(Element and region listings)
--*--

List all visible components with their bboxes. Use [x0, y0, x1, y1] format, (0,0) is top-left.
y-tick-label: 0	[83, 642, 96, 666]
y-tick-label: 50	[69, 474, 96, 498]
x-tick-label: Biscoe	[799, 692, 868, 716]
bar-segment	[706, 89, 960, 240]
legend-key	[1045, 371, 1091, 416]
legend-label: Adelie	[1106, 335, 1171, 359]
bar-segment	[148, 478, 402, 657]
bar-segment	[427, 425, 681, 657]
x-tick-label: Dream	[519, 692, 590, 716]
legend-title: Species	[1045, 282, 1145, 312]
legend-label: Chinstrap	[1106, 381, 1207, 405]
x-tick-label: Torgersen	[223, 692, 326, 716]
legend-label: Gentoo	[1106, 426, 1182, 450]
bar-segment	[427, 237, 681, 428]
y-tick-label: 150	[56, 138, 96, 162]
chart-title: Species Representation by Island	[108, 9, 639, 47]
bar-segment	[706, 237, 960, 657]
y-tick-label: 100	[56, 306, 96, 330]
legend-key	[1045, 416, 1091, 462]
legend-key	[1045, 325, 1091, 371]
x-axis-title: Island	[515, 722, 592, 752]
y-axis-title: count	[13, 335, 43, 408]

--*--

▸ Task details: Retype every line of the records above, keeping each character as it appears.

▸ Result of this task:
List all visible components with their bboxes. Use [x0, y0, x1, y1] format, (0,0) is top-left.
y-tick-label: 0	[83, 642, 96, 666]
y-tick-label: 50	[69, 474, 96, 498]
x-tick-label: Biscoe	[799, 692, 868, 716]
bar-segment	[706, 89, 960, 240]
legend-key	[1045, 371, 1091, 416]
legend-label: Adelie	[1106, 335, 1171, 359]
bar-segment	[148, 478, 402, 657]
bar-segment	[427, 425, 681, 657]
x-tick-label: Dream	[519, 692, 590, 716]
legend-title: Species	[1045, 282, 1145, 312]
legend-label: Chinstrap	[1106, 381, 1207, 405]
x-tick-label: Torgersen	[223, 692, 326, 716]
legend-label: Gentoo	[1106, 426, 1182, 450]
bar-segment	[427, 237, 681, 428]
y-tick-label: 150	[56, 138, 96, 162]
chart-title: Species Representation by Island	[108, 9, 639, 47]
bar-segment	[706, 237, 960, 657]
y-tick-label: 100	[56, 306, 96, 330]
legend-key	[1045, 416, 1091, 462]
legend-key	[1045, 325, 1091, 371]
x-axis-title: Island	[515, 722, 592, 752]
y-axis-title: count	[13, 335, 43, 408]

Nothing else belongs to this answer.